Records from a collection

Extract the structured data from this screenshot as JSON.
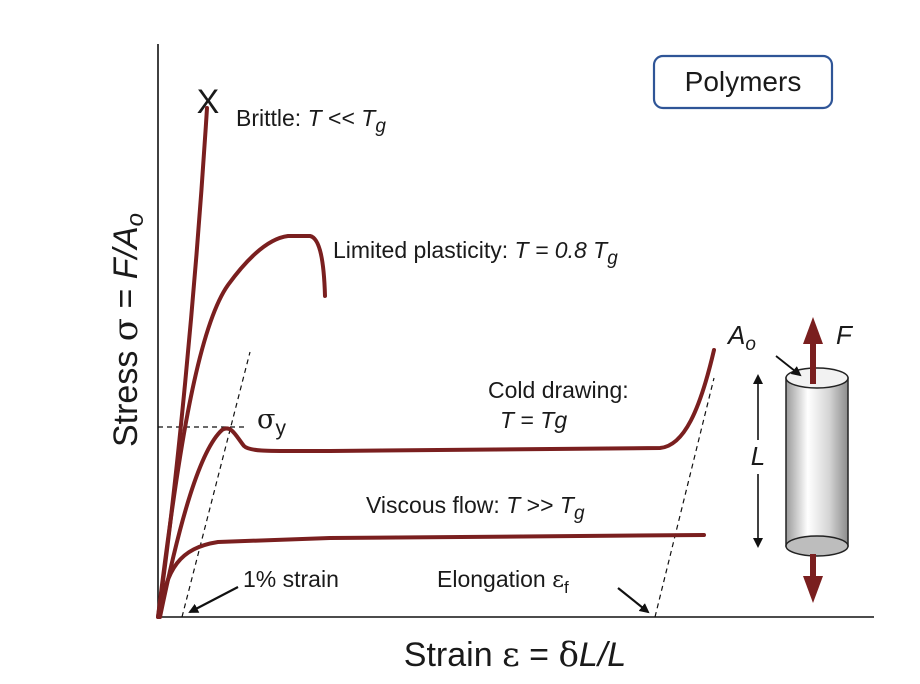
{
  "badge": {
    "text": "Polymers",
    "border": "#2f5597"
  },
  "axes": {
    "y_label_prefix": "Stress ",
    "y_symbol": "σ",
    "y_eq": " = ",
    "y_formula": "F/A",
    "y_sub": "o",
    "x_label_prefix": "Strain ",
    "x_symbol": "ε",
    "x_eq": " = ",
    "x_delta": "δ",
    "x_formula": "L/L"
  },
  "curves": {
    "brittle": {
      "label": "Brittle: ",
      "cond_T": "T",
      "cond_op": " << ",
      "cond_Tg": "T",
      "sub": "g",
      "fracture_mark": "X"
    },
    "limited": {
      "label": "Limited plasticity: ",
      "cond_T": "T",
      "cond_op": " = 0.8 ",
      "cond_Tg": "T",
      "sub": "g"
    },
    "cold": {
      "label_line1": "Cold drawing:",
      "cond_T": "T",
      "cond_op": " = ",
      "cond_Tg": "Tg"
    },
    "viscous": {
      "label": "Viscous flow: ",
      "cond_T": "T",
      "cond_op": " >> ",
      "cond_Tg": "T",
      "sub": "g"
    }
  },
  "annotations": {
    "yield_symbol": "σ",
    "yield_sub": "y",
    "one_percent": "1% strain",
    "elongation": "Elongation ",
    "elong_symbol": "ε",
    "elong_sub": "f"
  },
  "specimen": {
    "area": "A",
    "area_sub": "o",
    "force": "F",
    "length": "L"
  },
  "colors": {
    "curve": "#7a1f1f",
    "arrow": "#7a1f1f"
  }
}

Exercise goal:
Retype each line of the listing above word for word. Exclude the pictures.

Answer for this exercise:
Extract the structured data from this screenshot as JSON.
{
  "badge": {
    "text": "Polymers",
    "border": "#2f5597"
  },
  "axes": {
    "y_label_prefix": "Stress ",
    "y_symbol": "σ",
    "y_eq": " = ",
    "y_formula": "F/A",
    "y_sub": "o",
    "x_label_prefix": "Strain ",
    "x_symbol": "ε",
    "x_eq": " = ",
    "x_delta": "δ",
    "x_formula": "L/L"
  },
  "curves": {
    "brittle": {
      "label": "Brittle: ",
      "cond_T": "T",
      "cond_op": " << ",
      "cond_Tg": "T",
      "sub": "g",
      "fracture_mark": "X"
    },
    "limited": {
      "label": "Limited plasticity: ",
      "cond_T": "T",
      "cond_op": " = 0.8 ",
      "cond_Tg": "T",
      "sub": "g"
    },
    "cold": {
      "label_line1": "Cold drawing:",
      "cond_T": "T",
      "cond_op": " = ",
      "cond_Tg": "Tg"
    },
    "viscous": {
      "label": "Viscous flow: ",
      "cond_T": "T",
      "cond_op": " >> ",
      "cond_Tg": "T",
      "sub": "g"
    }
  },
  "annotations": {
    "yield_symbol": "σ",
    "yield_sub": "y",
    "one_percent": "1% strain",
    "elongation": "Elongation ",
    "elong_symbol": "ε",
    "elong_sub": "f"
  },
  "specimen": {
    "area": "A",
    "area_sub": "o",
    "force": "F",
    "length": "L"
  },
  "colors": {
    "curve": "#7a1f1f",
    "arrow": "#7a1f1f"
  }
}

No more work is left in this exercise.